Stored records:
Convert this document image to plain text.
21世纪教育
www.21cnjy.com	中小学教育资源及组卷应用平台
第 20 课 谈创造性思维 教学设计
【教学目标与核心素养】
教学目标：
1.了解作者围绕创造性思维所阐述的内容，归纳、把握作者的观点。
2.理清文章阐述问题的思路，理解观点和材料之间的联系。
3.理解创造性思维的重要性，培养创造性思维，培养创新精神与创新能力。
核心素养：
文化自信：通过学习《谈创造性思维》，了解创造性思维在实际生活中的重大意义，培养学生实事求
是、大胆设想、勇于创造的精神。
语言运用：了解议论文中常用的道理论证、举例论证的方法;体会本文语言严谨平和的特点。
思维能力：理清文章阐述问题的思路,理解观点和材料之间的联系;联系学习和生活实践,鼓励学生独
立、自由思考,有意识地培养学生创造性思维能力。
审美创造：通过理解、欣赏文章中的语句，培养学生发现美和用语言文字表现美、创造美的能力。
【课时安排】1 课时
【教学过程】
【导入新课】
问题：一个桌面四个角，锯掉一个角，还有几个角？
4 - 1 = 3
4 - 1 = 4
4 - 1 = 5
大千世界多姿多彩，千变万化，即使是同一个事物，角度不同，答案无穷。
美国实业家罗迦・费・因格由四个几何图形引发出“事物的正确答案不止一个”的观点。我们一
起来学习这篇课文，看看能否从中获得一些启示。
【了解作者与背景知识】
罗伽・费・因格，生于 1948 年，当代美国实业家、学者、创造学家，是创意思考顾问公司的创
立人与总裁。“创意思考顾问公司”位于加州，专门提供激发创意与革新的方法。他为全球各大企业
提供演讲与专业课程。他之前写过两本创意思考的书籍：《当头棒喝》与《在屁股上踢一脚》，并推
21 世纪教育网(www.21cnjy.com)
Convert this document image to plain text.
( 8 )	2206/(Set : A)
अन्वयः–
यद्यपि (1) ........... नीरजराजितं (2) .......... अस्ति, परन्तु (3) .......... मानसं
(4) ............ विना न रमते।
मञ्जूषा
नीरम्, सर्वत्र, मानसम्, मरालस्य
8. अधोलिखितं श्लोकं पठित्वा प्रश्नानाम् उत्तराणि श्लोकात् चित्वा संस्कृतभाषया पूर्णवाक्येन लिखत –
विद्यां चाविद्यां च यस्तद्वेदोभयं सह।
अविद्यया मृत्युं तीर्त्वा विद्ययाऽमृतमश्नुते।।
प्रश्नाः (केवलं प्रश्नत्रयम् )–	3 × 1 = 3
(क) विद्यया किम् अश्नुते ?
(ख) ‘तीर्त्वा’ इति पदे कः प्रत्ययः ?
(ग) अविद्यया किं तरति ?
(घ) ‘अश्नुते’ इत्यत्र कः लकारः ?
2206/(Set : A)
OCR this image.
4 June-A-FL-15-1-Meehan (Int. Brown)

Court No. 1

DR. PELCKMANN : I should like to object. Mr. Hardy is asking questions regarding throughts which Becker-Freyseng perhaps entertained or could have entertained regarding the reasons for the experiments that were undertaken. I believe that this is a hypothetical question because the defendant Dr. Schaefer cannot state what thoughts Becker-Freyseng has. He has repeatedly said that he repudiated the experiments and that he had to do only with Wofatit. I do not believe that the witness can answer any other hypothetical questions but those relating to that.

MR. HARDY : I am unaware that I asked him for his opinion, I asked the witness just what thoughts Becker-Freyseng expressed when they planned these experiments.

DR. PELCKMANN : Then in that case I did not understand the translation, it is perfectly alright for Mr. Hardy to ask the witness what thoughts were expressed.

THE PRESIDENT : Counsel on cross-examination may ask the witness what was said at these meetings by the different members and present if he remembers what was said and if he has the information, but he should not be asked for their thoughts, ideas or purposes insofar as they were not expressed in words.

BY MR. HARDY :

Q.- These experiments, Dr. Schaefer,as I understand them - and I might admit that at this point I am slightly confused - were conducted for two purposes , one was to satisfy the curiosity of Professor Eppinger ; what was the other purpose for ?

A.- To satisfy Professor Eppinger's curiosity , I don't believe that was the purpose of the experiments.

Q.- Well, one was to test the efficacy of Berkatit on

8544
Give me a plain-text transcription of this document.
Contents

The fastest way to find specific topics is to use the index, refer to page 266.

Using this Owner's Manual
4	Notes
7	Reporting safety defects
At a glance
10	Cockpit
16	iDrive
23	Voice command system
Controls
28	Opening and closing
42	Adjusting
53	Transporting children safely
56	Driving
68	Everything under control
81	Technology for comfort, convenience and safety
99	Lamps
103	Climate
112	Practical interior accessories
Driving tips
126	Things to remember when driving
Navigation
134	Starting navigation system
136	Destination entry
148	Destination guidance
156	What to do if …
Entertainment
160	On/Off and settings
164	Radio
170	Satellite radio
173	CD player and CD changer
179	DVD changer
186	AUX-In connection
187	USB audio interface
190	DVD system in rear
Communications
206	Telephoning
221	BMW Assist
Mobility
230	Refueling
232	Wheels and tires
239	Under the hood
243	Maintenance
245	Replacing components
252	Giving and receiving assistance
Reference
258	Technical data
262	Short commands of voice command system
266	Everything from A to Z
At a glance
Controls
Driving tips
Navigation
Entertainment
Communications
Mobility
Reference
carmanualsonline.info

## Requirement
Within the listing above, copy each line that has the string "understand".

## Solved problem
DR. PELCKMANN : Then in that case I did not understand the translation, it is perfectly alright for Mr. Hardy to ask the witness what thoughts were expressed.
Q.- These experiments, Dr. Schaefer,as I understand them - and I might admit that at this point I am slightly confused - were conducted for two purposes , one was to satisfy the curiosity of Professor Eppinger ; what was the other purpose for ?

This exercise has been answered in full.